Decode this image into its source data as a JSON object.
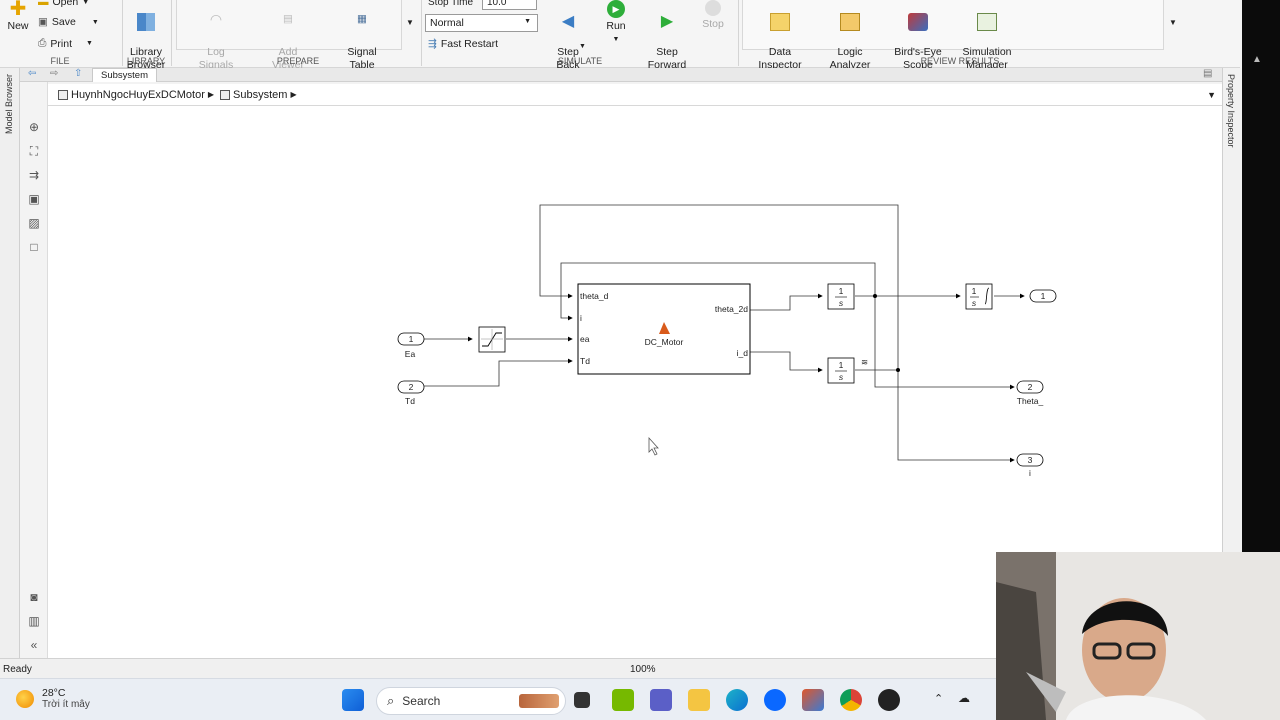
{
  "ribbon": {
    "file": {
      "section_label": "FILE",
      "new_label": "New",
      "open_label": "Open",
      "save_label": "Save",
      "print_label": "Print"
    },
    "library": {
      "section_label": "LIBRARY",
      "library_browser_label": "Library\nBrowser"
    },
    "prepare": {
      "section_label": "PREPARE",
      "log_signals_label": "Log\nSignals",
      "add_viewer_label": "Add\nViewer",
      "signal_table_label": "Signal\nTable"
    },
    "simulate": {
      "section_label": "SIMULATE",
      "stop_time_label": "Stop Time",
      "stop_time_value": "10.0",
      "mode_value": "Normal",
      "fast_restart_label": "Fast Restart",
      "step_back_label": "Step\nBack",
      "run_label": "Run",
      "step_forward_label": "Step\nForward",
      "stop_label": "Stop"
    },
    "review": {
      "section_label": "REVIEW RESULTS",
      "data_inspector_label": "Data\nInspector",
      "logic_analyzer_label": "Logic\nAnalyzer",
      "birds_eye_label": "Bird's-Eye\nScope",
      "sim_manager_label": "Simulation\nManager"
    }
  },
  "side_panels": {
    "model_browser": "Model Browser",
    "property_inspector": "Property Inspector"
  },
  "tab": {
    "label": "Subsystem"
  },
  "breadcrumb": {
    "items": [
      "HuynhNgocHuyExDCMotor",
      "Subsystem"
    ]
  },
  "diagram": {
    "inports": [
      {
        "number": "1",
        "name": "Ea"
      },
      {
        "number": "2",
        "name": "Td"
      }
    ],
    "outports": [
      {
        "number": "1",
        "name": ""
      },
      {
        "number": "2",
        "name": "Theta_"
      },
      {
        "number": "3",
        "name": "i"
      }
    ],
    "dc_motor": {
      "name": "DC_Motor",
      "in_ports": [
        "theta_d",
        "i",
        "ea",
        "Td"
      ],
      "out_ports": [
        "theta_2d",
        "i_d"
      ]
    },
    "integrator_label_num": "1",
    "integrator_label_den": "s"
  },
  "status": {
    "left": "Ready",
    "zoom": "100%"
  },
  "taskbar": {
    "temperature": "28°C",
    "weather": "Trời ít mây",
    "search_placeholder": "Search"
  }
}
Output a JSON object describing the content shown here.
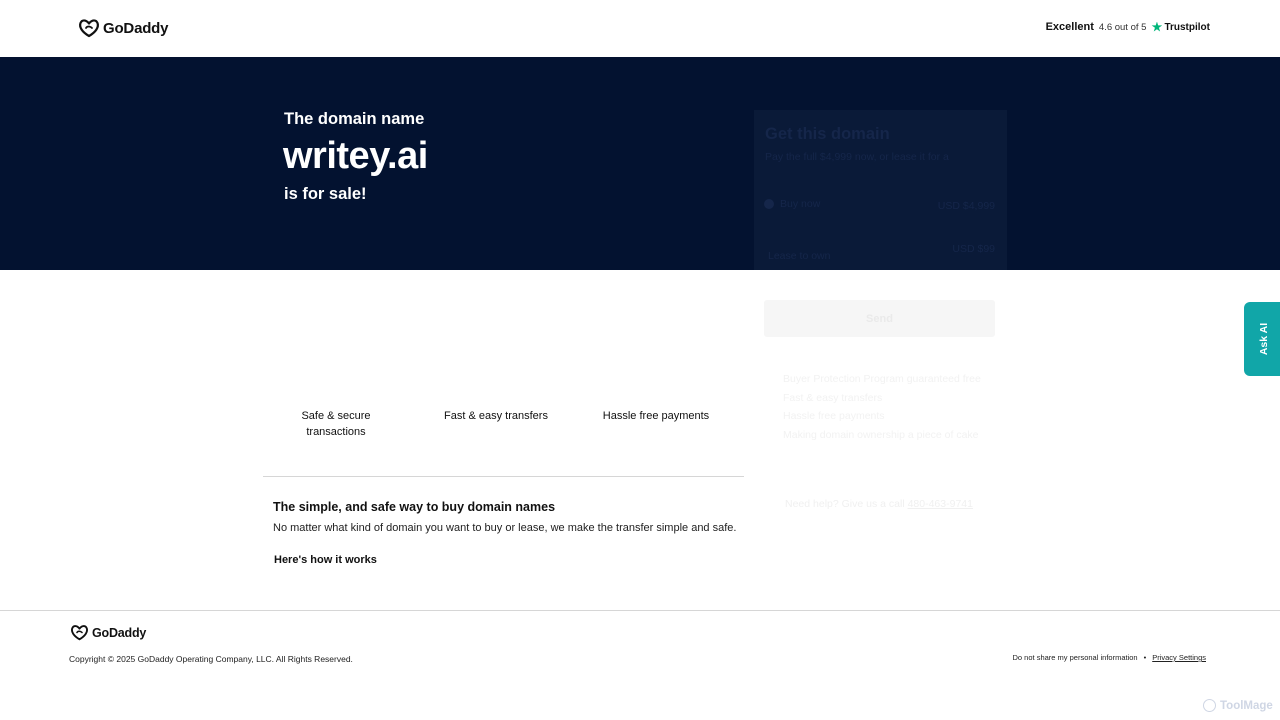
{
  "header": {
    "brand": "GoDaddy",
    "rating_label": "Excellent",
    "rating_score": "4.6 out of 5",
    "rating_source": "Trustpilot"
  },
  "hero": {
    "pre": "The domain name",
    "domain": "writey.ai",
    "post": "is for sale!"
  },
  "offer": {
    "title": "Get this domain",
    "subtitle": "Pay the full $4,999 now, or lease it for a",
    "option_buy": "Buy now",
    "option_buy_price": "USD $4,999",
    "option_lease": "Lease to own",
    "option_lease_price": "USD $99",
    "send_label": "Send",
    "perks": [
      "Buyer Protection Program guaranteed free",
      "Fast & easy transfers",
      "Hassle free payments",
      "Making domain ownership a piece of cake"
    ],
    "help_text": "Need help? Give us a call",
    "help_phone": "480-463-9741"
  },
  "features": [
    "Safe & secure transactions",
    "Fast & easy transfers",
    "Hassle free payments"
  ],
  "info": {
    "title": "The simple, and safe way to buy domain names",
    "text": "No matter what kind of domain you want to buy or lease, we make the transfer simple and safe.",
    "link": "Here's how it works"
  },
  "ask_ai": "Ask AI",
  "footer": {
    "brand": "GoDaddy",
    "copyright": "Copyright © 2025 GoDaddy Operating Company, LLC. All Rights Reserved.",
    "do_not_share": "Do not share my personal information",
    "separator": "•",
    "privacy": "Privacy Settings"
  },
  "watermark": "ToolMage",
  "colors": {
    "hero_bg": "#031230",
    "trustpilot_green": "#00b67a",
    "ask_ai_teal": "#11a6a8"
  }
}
- - -
◆ WHAT YOU SHOULD DO: Copy every line of the records above that contains "object".

◆ SOLUTION FOR THIS TASK:
Decode this image into its source data as a JSON object.
Output a JSON object describing the content shown here.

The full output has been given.